_RECORDS TO PROCESS_
• • • • •

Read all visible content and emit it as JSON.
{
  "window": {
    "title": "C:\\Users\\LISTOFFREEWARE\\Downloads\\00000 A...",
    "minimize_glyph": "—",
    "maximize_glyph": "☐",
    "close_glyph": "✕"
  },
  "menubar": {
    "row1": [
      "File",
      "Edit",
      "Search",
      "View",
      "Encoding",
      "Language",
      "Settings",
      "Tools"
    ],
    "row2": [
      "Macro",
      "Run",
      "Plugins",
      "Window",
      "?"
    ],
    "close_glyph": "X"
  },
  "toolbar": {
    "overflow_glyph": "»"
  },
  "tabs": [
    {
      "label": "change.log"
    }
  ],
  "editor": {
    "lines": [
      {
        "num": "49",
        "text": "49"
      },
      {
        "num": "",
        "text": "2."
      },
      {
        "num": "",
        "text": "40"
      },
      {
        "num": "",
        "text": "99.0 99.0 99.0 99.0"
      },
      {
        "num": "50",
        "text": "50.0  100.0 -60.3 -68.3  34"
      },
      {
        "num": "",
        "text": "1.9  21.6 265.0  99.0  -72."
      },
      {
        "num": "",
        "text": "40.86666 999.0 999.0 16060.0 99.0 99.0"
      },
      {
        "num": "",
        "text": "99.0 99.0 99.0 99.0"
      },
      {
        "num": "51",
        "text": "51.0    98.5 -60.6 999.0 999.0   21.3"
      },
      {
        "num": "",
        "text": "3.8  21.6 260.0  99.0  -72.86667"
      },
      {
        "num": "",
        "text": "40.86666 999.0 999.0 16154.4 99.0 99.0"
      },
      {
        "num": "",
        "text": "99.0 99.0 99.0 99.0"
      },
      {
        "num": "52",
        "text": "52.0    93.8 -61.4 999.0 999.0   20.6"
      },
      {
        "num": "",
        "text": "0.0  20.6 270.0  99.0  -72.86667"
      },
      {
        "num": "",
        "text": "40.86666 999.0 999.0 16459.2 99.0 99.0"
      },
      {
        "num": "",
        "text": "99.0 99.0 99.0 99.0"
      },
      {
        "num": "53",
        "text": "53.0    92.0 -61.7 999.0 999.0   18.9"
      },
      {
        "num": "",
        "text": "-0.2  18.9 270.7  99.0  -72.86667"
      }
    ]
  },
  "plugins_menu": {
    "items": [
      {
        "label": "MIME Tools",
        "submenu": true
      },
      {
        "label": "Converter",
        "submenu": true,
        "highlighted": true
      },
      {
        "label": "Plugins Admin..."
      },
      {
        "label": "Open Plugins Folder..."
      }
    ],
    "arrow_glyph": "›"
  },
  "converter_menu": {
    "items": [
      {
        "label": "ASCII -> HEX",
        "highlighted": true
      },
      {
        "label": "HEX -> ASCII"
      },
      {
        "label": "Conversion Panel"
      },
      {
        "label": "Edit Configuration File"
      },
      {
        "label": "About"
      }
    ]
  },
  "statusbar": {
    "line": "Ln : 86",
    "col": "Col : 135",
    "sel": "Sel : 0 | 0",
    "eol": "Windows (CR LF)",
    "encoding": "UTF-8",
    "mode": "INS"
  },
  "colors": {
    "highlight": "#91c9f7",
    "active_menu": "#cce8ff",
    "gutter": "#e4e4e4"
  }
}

• • • • •

_PROBLEM STATEMENT_
Repeat the material above in full, keeping every word.

_SOLUTION TO THE EXERCISE_
Read all visible content and emit it as JSON.
{
  "window": {
    "title": "C:\\Users\\LISTOFFREEWARE\\Downloads\\00000 A...",
    "minimize_glyph": "—",
    "maximize_glyph": "☐",
    "close_glyph": "✕"
  },
  "menubar": {
    "row1": [
      "File",
      "Edit",
      "Search",
      "View",
      "Encoding",
      "Language",
      "Settings",
      "Tools"
    ],
    "row2": [
      "Macro",
      "Run",
      "Plugins",
      "Window",
      "?"
    ],
    "close_glyph": "X"
  },
  "toolbar": {
    "overflow_glyph": "»"
  },
  "tabs": [
    {
      "label": "change.log"
    }
  ],
  "editor": {
    "lines": [
      {
        "num": "49",
        "text": "49"
      },
      {
        "num": "",
        "text": "2."
      },
      {
        "num": "",
        "text": "40"
      },
      {
        "num": "",
        "text": "99.0 99.0 99.0 99.0"
      },
      {
        "num": "50",
        "text": "50.0  100.0 -60.3 -68.3  34"
      },
      {
        "num": "",
        "text": "1.9  21.6 265.0  99.0  -72."
      },
      {
        "num": "",
        "text": "40.86666 999.0 999.0 16060.0 99.0 99.0"
      },
      {
        "num": "",
        "text": "99.0 99.0 99.0 99.0"
      },
      {
        "num": "51",
        "text": "51.0    98.5 -60.6 999.0 999.0   21.3"
      },
      {
        "num": "",
        "text": "3.8  21.6 260.0  99.0  -72.86667"
      },
      {
        "num": "",
        "text": "40.86666 999.0 999.0 16154.4 99.0 99.0"
      },
      {
        "num": "",
        "text": "99.0 99.0 99.0 99.0"
      },
      {
        "num": "52",
        "text": "52.0    93.8 -61.4 999.0 999.0   20.6"
      },
      {
        "num": "",
        "text": "0.0  20.6 270.0  99.0  -72.86667"
      },
      {
        "num": "",
        "text": "40.86666 999.0 999.0 16459.2 99.0 99.0"
      },
      {
        "num": "",
        "text": "99.0 99.0 99.0 99.0"
      },
      {
        "num": "53",
        "text": "53.0    92.0 -61.7 999.0 999.0   18.9"
      },
      {
        "num": "",
        "text": "-0.2  18.9 270.7  99.0  -72.86667"
      }
    ]
  },
  "plugins_menu": {
    "items": [
      {
        "label": "MIME Tools",
        "submenu": true
      },
      {
        "label": "Converter",
        "submenu": true,
        "highlighted": true
      },
      {
        "label": "Plugins Admin..."
      },
      {
        "label": "Open Plugins Folder..."
      }
    ],
    "arrow_glyph": "›"
  },
  "converter_menu": {
    "items": [
      {
        "label": "ASCII -> HEX",
        "highlighted": true
      },
      {
        "label": "HEX -> ASCII"
      },
      {
        "label": "Conversion Panel"
      },
      {
        "label": "Edit Configuration File"
      },
      {
        "label": "About"
      }
    ]
  },
  "statusbar": {
    "line": "Ln : 86",
    "col": "Col : 135",
    "sel": "Sel : 0 | 0",
    "eol": "Windows (CR LF)",
    "encoding": "UTF-8",
    "mode": "INS"
  },
  "colors": {
    "highlight": "#91c9f7",
    "active_menu": "#cce8ff",
    "gutter": "#e4e4e4"
  }
}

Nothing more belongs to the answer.